What to produce >> Where a line holds "minutos", copy it.

Listed records >>
:::::

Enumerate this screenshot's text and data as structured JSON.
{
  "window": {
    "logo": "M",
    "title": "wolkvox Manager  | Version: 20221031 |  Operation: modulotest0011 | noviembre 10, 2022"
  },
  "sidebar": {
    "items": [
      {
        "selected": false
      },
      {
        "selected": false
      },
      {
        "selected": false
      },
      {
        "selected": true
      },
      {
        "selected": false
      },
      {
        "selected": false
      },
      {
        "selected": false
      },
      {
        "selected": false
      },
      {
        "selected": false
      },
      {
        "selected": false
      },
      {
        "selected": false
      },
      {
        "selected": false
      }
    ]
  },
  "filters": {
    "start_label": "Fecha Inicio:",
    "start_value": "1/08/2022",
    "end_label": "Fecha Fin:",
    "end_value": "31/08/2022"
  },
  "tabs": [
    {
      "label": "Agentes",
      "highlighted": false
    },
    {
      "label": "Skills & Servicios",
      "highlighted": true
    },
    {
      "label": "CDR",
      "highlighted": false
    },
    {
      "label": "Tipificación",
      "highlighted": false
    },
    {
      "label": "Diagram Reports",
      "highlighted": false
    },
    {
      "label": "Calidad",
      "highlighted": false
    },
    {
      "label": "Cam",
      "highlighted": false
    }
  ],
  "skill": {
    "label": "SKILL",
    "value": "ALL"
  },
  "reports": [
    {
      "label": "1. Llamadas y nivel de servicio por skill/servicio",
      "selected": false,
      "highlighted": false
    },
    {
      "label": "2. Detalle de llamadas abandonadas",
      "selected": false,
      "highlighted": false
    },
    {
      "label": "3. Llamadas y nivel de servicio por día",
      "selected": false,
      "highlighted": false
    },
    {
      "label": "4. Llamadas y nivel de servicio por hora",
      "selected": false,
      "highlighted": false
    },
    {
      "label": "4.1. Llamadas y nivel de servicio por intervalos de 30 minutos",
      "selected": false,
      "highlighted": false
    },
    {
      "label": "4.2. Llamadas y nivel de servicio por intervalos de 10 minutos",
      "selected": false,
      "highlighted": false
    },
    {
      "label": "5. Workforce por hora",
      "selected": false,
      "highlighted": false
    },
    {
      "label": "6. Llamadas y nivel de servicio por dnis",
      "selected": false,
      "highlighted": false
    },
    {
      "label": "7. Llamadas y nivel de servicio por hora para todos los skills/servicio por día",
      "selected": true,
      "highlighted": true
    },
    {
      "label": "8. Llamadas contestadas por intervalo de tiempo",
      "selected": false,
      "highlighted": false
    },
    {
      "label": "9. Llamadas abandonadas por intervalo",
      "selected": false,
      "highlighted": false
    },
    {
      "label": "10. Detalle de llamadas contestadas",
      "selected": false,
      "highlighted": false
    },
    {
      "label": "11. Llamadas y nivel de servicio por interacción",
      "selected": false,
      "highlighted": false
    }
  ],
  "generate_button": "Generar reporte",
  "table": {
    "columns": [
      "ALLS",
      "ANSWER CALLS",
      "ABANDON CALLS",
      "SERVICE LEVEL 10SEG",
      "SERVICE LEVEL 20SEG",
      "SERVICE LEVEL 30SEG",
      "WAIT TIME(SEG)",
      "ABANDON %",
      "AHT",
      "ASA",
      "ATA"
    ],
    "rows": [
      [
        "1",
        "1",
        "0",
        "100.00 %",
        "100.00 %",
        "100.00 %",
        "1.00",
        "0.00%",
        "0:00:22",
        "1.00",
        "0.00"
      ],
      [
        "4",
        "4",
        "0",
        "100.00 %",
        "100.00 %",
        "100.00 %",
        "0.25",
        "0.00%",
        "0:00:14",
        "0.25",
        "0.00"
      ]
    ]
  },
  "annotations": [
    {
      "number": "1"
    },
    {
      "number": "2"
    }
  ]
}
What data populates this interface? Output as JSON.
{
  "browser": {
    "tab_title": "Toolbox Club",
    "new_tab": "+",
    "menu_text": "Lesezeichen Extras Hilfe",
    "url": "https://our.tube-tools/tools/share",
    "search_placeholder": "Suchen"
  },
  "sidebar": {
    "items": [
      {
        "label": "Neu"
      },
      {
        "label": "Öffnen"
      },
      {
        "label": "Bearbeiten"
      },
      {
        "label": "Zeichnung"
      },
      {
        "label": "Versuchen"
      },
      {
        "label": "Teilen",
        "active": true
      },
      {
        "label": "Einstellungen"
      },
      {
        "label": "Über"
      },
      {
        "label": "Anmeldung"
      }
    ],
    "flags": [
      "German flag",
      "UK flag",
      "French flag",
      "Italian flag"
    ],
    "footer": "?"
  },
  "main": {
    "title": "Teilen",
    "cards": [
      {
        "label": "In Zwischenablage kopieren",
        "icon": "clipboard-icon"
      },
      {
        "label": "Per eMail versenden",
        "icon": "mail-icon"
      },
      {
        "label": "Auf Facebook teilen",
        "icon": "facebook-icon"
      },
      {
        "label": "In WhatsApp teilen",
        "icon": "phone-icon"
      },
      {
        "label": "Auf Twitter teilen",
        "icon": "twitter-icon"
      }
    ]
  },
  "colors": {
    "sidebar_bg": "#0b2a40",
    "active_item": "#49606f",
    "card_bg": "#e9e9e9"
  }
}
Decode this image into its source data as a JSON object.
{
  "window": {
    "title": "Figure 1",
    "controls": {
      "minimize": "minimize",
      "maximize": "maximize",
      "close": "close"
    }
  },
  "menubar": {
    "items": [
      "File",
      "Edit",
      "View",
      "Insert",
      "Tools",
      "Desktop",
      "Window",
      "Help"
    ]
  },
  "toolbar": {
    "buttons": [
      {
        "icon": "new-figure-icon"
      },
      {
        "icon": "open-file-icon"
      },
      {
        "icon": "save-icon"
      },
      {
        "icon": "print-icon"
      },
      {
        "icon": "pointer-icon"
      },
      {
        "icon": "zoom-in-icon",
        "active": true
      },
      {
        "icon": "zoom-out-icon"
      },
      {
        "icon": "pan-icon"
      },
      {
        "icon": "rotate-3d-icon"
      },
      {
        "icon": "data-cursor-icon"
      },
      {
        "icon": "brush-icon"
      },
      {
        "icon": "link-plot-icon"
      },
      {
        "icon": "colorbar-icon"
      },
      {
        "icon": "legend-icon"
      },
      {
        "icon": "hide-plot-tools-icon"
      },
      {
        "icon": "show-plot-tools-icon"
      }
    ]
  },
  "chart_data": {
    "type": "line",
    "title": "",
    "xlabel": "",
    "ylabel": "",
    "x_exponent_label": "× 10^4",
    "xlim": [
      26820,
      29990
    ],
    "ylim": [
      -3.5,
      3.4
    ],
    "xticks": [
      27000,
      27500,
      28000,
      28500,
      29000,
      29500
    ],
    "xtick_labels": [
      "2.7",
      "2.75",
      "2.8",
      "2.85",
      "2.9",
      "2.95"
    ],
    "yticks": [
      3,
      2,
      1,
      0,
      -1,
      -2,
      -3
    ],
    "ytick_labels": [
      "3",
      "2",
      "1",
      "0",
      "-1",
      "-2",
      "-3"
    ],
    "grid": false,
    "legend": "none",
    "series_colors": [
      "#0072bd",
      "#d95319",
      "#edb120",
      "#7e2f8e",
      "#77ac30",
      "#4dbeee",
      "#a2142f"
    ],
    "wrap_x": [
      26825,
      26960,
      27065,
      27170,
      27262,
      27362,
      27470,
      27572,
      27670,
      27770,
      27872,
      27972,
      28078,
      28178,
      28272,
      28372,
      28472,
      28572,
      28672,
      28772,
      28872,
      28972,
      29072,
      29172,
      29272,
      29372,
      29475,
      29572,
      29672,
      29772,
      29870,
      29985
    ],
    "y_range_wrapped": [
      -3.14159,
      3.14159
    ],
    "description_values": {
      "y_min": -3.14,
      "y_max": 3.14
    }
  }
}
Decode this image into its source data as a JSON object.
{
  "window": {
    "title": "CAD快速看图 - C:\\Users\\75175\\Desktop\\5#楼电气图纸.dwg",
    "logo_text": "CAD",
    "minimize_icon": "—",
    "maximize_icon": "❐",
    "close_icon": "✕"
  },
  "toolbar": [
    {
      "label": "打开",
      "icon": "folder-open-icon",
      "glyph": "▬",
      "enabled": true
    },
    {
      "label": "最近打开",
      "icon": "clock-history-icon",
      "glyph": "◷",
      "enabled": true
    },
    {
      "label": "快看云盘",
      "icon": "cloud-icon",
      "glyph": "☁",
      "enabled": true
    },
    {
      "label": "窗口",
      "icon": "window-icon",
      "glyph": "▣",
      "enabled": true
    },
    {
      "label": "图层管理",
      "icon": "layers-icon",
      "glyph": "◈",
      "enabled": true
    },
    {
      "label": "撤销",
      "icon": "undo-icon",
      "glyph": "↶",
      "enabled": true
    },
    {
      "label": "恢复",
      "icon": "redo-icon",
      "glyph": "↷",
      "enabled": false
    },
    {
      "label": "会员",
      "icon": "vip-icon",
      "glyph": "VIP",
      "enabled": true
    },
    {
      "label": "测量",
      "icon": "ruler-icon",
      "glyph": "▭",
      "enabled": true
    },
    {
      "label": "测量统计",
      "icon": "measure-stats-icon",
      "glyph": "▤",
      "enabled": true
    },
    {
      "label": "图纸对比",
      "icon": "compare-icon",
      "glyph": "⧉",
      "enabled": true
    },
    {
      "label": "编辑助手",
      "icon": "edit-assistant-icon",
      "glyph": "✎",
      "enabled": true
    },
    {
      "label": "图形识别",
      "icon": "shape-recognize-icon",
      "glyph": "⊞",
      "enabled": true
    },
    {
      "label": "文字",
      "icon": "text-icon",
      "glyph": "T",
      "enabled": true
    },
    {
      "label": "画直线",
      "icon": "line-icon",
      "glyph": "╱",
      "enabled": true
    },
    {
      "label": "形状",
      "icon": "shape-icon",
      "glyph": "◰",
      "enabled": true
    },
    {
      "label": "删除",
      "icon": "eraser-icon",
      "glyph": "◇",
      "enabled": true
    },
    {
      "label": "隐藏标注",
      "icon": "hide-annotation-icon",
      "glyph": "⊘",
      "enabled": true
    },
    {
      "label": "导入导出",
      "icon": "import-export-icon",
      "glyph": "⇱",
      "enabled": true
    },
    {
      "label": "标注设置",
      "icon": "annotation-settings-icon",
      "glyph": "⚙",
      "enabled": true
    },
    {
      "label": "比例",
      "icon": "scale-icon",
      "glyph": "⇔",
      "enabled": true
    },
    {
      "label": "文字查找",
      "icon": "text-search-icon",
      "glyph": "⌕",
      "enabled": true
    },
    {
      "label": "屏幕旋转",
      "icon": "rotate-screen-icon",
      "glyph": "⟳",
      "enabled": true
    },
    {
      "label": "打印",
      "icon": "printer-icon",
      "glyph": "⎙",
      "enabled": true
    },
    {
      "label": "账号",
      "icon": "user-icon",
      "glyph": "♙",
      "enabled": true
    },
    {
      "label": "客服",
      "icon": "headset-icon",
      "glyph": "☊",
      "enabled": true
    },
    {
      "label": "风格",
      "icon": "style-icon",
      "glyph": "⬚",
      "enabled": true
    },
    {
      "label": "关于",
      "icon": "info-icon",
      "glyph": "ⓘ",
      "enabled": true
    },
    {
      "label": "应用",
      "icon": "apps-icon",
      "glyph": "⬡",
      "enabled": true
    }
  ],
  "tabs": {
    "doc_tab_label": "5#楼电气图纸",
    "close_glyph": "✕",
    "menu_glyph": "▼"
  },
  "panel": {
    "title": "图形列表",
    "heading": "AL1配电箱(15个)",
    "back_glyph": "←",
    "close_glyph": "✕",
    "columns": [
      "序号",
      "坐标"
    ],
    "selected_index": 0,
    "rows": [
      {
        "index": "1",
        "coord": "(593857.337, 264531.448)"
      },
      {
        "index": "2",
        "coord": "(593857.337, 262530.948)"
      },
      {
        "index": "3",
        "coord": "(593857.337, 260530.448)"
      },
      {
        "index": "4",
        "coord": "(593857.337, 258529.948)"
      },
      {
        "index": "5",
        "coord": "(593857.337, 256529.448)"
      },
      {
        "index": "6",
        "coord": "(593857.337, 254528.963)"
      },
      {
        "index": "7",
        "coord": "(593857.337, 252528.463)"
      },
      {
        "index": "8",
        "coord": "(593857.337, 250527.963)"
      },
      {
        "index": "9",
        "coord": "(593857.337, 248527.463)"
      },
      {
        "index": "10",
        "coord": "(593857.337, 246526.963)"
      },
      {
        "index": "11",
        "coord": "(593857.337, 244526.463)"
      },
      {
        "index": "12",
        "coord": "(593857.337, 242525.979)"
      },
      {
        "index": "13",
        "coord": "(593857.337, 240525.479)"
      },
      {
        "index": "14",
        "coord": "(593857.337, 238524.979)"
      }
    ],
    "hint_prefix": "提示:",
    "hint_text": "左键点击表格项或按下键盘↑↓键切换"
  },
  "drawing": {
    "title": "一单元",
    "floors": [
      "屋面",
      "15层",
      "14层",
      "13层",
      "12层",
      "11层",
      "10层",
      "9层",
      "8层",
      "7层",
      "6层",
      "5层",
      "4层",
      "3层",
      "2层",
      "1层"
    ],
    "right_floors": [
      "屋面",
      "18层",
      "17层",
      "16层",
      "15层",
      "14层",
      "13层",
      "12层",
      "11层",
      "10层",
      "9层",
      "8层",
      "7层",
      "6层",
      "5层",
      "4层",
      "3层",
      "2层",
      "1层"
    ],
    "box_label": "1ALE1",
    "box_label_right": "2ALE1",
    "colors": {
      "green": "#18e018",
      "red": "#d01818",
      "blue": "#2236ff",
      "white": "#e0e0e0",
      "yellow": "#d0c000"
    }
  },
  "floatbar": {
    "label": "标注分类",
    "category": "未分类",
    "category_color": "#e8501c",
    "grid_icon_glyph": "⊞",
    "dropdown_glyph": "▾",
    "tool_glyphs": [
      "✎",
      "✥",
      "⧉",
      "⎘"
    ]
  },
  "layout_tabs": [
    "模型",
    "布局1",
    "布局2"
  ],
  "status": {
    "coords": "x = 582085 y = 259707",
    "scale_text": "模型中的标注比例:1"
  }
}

:::::

Solution below >>
      "label": "4.1. Llamadas y nivel de servicio por intervalos de 30 minutos",
      "label": "4.2. Llamadas y nivel de servicio por intervalos de 10 minutos",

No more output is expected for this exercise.